Go through the listing and return every line with "JSON" in it.

- - -

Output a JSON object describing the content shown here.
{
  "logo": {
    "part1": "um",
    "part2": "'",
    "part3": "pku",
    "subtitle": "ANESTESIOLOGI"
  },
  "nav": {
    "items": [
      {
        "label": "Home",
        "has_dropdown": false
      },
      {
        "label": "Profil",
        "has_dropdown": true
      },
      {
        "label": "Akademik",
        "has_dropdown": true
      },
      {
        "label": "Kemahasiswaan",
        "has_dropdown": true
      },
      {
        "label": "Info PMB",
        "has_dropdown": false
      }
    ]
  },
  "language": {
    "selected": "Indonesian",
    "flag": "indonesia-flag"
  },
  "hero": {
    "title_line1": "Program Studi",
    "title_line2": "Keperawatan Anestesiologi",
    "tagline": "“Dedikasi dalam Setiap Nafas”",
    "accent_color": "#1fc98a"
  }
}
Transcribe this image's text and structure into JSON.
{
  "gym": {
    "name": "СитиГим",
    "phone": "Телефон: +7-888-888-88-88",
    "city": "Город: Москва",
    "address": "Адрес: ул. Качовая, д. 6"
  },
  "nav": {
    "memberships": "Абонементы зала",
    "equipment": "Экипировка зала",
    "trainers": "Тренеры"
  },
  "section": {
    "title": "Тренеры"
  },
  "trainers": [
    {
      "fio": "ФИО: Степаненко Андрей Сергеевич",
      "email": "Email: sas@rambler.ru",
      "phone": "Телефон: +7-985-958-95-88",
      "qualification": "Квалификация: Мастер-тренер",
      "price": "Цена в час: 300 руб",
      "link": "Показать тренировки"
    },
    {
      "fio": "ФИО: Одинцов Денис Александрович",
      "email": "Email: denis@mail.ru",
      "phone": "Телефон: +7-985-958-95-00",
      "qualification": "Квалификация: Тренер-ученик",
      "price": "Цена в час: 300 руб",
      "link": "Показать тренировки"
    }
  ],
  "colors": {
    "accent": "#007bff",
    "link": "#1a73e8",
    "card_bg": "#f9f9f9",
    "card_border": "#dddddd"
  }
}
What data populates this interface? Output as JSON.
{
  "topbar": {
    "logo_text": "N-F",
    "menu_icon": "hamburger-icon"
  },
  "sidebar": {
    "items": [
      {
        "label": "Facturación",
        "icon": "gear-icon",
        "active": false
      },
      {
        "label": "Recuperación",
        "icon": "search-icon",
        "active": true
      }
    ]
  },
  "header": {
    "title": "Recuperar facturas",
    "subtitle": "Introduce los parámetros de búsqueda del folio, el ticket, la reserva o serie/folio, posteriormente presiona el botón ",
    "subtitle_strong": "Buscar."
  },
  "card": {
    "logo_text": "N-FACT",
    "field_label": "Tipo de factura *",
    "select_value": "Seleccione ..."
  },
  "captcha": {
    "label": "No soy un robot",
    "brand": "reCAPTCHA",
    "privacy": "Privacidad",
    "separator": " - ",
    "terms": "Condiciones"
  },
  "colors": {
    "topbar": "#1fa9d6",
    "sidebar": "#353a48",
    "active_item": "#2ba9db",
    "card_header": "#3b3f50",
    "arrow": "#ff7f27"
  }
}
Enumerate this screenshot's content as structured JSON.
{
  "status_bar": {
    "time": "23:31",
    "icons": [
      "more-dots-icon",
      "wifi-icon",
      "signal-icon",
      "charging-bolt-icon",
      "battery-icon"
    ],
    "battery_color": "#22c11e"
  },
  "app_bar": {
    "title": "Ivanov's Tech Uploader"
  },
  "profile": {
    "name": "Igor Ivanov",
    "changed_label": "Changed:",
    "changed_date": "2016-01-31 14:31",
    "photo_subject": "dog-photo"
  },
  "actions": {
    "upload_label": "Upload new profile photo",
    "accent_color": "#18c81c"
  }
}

- - -

> _Solution to this problem_:
Output a JSON object describing the content shown here.
Transcribe this image's text and structure into JSON.
What data populates this interface? Output as JSON.
Enumerate this screenshot's content as structured JSON.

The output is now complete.